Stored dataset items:
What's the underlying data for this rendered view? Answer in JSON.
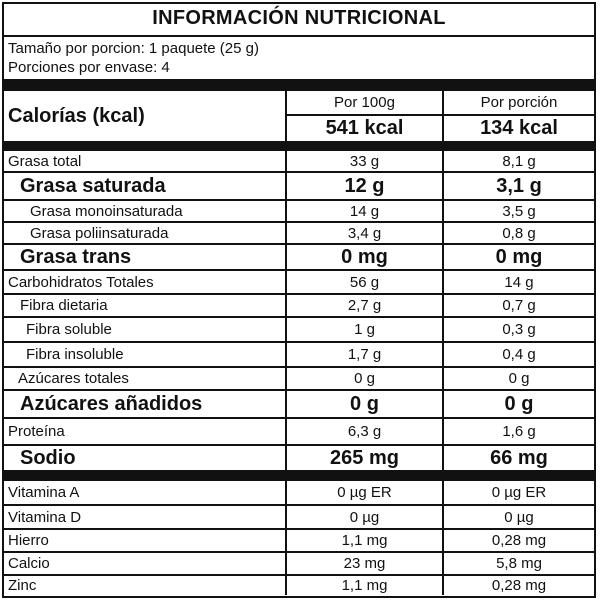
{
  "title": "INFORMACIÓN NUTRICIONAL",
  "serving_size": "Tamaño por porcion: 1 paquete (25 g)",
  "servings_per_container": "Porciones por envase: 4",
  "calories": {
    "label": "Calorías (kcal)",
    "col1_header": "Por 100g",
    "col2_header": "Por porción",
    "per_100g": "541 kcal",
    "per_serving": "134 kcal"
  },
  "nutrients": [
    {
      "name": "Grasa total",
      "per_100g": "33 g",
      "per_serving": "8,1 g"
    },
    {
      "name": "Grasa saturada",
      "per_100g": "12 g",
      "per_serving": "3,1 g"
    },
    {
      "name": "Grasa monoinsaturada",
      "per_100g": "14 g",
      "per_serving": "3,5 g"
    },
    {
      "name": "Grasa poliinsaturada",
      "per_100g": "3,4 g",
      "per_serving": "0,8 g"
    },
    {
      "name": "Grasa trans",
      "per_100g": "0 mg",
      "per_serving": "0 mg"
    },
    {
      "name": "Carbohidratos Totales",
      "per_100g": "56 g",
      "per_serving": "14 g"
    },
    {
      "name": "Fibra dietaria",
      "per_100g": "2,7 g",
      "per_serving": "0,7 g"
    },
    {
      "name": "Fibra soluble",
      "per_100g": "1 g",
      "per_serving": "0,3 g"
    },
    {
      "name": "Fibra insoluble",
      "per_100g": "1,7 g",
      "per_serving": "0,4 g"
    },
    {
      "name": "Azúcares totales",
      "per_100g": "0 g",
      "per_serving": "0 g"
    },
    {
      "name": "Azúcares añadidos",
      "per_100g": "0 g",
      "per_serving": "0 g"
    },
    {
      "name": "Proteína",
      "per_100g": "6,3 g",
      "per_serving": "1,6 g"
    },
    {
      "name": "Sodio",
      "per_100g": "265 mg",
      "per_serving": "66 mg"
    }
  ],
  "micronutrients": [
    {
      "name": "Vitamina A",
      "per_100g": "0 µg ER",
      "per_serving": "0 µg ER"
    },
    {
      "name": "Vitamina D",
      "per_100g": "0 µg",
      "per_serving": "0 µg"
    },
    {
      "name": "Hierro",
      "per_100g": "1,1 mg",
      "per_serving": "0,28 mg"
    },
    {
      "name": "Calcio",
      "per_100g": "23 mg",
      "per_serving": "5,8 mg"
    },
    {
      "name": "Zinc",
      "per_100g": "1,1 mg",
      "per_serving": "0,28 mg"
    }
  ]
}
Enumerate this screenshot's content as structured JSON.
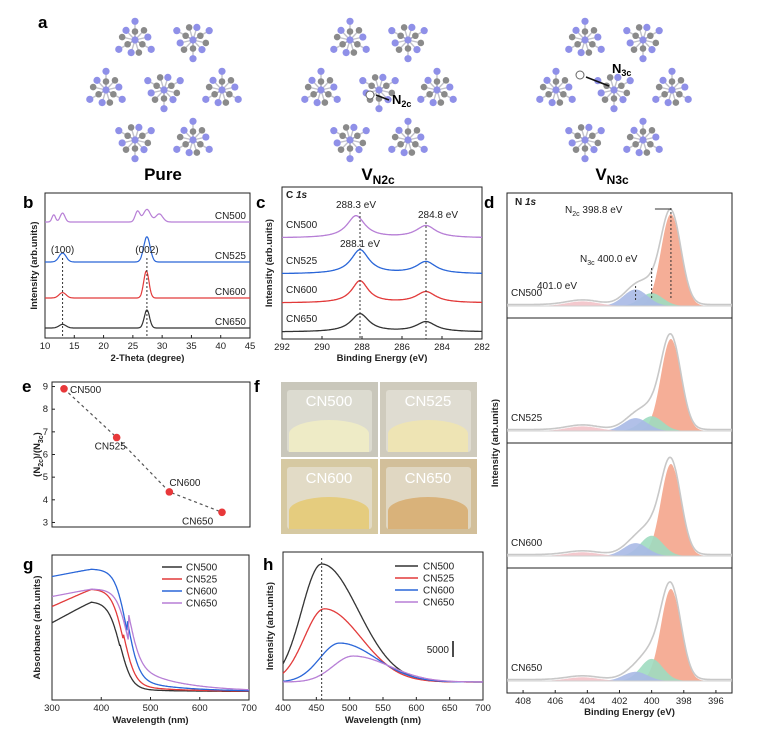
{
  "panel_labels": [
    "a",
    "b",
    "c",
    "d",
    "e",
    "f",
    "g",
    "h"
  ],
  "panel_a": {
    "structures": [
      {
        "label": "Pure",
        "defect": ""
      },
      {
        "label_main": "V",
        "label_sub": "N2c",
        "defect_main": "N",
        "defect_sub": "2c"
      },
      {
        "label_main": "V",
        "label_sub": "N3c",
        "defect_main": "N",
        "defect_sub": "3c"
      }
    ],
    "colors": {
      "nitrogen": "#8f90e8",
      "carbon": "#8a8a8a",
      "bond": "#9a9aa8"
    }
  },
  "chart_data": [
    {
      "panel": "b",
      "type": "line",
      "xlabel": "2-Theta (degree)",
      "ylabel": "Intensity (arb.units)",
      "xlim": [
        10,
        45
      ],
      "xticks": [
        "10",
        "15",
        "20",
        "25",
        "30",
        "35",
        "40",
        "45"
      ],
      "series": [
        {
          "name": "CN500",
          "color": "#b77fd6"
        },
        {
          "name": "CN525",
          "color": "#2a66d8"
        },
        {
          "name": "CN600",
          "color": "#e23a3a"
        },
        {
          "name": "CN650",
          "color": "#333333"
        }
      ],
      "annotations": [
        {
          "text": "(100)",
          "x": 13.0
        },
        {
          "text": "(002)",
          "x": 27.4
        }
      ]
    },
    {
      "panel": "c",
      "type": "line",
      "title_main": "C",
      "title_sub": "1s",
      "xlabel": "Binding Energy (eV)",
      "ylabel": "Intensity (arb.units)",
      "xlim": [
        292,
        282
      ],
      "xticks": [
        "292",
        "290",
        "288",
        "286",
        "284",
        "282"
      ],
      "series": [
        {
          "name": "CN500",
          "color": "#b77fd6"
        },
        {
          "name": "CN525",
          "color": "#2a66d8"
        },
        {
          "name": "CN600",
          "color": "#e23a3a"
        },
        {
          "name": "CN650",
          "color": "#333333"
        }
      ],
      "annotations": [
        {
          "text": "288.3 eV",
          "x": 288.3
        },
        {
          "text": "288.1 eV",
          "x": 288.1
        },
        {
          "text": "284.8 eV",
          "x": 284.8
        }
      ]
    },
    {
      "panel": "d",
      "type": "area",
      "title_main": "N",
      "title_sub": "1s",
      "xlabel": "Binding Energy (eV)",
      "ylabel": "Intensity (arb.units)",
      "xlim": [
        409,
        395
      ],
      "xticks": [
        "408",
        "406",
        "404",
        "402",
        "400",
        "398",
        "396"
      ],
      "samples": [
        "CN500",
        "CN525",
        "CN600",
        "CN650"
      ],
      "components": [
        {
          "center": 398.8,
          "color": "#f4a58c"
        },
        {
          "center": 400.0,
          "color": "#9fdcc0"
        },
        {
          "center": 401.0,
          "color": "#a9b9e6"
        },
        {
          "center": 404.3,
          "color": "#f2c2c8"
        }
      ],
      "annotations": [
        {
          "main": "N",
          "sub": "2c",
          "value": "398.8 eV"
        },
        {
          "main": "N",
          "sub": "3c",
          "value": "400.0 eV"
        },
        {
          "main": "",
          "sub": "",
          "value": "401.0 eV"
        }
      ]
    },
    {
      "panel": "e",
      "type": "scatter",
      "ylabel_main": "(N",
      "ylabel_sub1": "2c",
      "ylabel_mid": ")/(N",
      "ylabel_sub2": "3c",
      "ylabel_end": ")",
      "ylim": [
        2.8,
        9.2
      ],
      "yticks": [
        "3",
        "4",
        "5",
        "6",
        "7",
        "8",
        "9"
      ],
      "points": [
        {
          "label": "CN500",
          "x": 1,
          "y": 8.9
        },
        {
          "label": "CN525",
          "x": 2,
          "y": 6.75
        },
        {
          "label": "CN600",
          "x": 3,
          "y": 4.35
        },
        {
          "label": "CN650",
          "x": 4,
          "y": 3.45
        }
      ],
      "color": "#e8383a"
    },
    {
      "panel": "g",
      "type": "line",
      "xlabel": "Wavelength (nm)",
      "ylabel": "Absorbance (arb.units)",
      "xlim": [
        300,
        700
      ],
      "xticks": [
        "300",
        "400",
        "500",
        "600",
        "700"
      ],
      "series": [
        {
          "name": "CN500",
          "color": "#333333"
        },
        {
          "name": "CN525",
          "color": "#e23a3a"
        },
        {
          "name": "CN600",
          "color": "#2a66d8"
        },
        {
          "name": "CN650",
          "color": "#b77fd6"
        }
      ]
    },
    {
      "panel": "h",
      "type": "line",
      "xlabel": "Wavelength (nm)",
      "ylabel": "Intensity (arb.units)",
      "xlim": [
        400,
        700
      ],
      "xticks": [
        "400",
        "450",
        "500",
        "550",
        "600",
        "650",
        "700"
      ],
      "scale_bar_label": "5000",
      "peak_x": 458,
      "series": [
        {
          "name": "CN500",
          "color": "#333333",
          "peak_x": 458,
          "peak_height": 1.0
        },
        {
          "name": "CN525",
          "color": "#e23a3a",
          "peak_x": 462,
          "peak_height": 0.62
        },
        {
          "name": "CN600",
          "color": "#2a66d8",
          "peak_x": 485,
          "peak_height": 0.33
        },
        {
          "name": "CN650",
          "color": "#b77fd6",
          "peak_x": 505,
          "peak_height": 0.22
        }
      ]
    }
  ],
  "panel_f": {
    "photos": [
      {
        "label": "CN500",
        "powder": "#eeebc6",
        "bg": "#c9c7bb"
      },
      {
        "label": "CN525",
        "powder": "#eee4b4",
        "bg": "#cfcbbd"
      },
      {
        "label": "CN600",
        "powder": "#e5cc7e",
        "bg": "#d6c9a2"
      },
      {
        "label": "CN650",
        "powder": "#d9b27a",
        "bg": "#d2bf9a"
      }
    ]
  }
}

- [EXERCISE DESCRIPTION]
Reproduce each line of the entries in which the word "this" is found.

- [EXERCISE ANSWER]
What's the underlying data for this rendered view? Answer in JSON.
Enumerate this screenshot's content as structured JSON.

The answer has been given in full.